- _What you will do_
(1) In the error-handling text, what kind of output must the logger generate?
(2) Reproduce the part of the error-handling text starting with "Apart from that, the" and going on through "full steam ahead!", substituting "high-traffic system" for "highly loaded system".

- _Provided text_
In one of my application there was a total mess with error handling. Any wrong situation was treated as an internal error, so I could not set the alerting right. That's why every time there was an alert, I went to investigate, and it usually turned out to be some request for a non-existing ID or an inconsistent request body.

A more clever solution was needed.

The standard error is merely an interface, so it opens up endless possibilities for custom error creation, as the only constraint would be to implement the Error() method.

So, I've defined these requirements for the solution:

  • A custom error type must implement the error interface, because I have miles and miles of legacy code that only supports that standard interface.
  • An error should have a type (internal, bad input, not found), so it can become distinguishable at the top level in order to send distinct HTTP codes.
  • The error type should be also used to define a log level (error, warning, info) in order to fix the metrics.
  • An error should provide extensive information about the nature of the issue, including full stack trace.
  • The solution must take care of potential panics, as nil-pointer panics is not an unusual thing in legacy code.

Apart from that, the logger itself needed some rewiring:

  • The logger must support structured logging, so it generates JSON-formatted output that Grafana understands.
  • It must accept additional information in a form of fields.
  • It must also support an operation id. The id, once chosen, can combine several messages into a cluster, so the course of the entire operation could be captured in the logs in a better way.

The whole approach taken seems quite promising, the only concern is, as always, performance. I wouldn't use it for a highly loaded system, sticking to standard plain error instead.

But I don't have a highly loaded system here, so, full steam ahead!

The syserr package

There is a custom error implementation I've introduced to cover some requirements.

👉 📃  internal/syserr/syserr.go
package syserr
import (
"errors"
"fmt"
"strings"
pkgError "github.com/pkg/errors"
)
type Code string
const (
InternalCode Code = "internal"
BadInputCode Code = "bad_input"
NotFoundCode Code = "not_found"
)
type Field struct {
Key string
Value any
}
func NewFiled(key string, value any) *Field {
return &Field{
Key: key,
Value: value,
}
}
func Internal(message string, fields ...*Field) *Error {
return NewError(InternalCode, message, fields...)

- _Provided information_
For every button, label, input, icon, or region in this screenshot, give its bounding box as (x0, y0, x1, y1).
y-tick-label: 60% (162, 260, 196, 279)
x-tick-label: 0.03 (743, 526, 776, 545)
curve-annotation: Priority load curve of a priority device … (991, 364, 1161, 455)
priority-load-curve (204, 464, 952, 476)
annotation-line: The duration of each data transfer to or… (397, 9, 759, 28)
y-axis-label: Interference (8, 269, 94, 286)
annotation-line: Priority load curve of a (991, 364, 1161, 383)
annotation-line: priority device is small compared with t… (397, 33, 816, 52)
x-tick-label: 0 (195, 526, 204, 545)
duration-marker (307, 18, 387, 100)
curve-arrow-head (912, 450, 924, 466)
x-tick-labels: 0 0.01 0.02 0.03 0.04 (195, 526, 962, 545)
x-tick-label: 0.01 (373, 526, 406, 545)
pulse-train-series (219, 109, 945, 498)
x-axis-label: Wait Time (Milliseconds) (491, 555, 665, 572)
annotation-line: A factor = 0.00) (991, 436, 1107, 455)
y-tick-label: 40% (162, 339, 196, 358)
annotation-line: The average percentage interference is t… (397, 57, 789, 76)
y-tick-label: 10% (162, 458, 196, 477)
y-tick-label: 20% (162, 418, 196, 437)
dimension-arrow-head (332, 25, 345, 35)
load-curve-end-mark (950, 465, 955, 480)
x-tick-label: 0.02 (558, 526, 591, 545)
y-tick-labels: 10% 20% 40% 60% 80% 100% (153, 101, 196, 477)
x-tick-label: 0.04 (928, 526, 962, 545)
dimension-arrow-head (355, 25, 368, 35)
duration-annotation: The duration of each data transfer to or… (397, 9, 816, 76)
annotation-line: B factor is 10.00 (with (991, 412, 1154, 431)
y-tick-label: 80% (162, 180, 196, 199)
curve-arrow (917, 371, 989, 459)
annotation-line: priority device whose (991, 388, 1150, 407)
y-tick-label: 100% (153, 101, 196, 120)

- _Answers per task_
(1) JSON-formatted output that Grafana understands.

(2)
Apart from that, the logger itself needed some rewiring:

  • The logger must support structured logging, so it generates JSON-formatted output that Grafana understands.
  • It must accept additional information in a form of fields.
  • It must also support an operation id. The id, once chosen, can combine several messages into a cluster, so the course of the entire operation could be captured in the logs in a better way.

The whole approach taken seems quite promising, the only concern is, as always, performance. I wouldn't use it for a high-traffic system, sticking to standard plain error instead.

But I don't have a high-traffic system here, so, full steam ahead!